DIRECTIONS FOR THIS TASK. Every line of the material that follows must be printed again exactly.

WORKING DATA.
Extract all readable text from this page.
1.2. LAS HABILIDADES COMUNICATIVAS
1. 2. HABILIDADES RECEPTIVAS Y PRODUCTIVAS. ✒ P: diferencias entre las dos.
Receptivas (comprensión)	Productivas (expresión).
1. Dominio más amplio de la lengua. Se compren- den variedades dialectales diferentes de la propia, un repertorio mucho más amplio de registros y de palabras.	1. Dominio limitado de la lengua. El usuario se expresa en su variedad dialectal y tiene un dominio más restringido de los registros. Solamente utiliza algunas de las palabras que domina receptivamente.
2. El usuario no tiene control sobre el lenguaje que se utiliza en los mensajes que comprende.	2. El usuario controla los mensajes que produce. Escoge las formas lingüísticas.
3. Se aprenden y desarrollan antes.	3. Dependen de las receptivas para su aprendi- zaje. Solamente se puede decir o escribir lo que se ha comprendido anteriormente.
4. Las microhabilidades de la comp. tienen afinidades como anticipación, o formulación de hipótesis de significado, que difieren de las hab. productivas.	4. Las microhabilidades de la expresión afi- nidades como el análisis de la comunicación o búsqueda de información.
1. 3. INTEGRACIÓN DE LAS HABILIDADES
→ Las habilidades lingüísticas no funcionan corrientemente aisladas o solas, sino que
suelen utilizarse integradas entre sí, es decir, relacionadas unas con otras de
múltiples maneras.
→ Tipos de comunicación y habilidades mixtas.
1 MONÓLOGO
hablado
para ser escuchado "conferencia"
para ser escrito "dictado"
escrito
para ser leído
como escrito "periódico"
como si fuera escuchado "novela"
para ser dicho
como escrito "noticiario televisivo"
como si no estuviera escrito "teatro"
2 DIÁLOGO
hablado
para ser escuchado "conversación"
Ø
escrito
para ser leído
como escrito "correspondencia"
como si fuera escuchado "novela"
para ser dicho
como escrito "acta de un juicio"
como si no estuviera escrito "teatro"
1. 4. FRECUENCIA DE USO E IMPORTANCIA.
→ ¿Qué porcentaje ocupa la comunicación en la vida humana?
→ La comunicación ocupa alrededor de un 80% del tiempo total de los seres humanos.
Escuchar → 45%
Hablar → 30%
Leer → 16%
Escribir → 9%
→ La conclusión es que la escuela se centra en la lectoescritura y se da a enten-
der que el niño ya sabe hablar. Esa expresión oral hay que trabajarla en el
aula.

WRITTEN ANSWER.
Extract all readable text from this page.
1.2. LAS HABILIDADES COMUNICATIVAS
1. 2. HABILIDADES RECEPTIVAS Y PRODUCTIVAS. ✒ P: diferencias entre las dos.
Receptivas (comprensión)	Productivas (expresión).
1. Dominio más amplio de la lengua. Se compren- den variedades dialectales diferentes de la propia, un repertorio mucho más amplio de registros y de palabras.	1. Dominio limitado de la lengua. El usuario se expresa en su variedad dialectal y tiene un dominio más restringido de los registros. Solamente utiliza algunas de las palabras que domina receptivamente.
2. El usuario no tiene control sobre el lenguaje que se utiliza en los mensajes que comprende.	2. El usuario controla los mensajes que produce. Escoge las formas lingüísticas.
3. Se aprenden y desarrollan antes.	3. Dependen de las receptivas para su aprendi- zaje. Solamente se puede decir o escribir lo que se ha comprendido anteriormente.
4. Las microhabilidades de la comp. tienen afinidades como anticipación, o formulación de hipótesis de significado, que difieren de las hab. productivas.	4. Las microhabilidades de la expresión afi- nidades como el análisis de la comunicación o búsqueda de información.
1. 3. INTEGRACIÓN DE LAS HABILIDADES
→ Las habilidades lingüísticas no funcionan corrientemente aisladas o solas, sino que
suelen utilizarse integradas entre sí, es decir, relacionadas unas con otras de
múltiples maneras.
→ Tipos de comunicación y habilidades mixtas.
1 MONÓLOGO
hablado
para ser escuchado "conferencia"
para ser escrito "dictado"
escrito
para ser leído
como escrito "periódico"
como si fuera escuchado "novela"
para ser dicho
como escrito "noticiario televisivo"
como si no estuviera escrito "teatro"
2 DIÁLOGO
hablado
para ser escuchado "conversación"
Ø
escrito
para ser leído
como escrito "correspondencia"
como si fuera escuchado "novela"
para ser dicho
como escrito "acta de un juicio"
como si no estuviera escrito "teatro"
1. 4. FRECUENCIA DE USO E IMPORTANCIA.
→ ¿Qué porcentaje ocupa la comunicación en la vida humana?
→ La comunicación ocupa alrededor de un 80% del tiempo total de los seres humanos.
Escuchar → 45%
Hablar → 30%
Leer → 16%
Escribir → 9%
→ La conclusión es que la escuela se centra en la lectoescritura y se da a enten-
der que el niño ya sabe hablar. Esa expresión oral hay que trabajarla en el
aula.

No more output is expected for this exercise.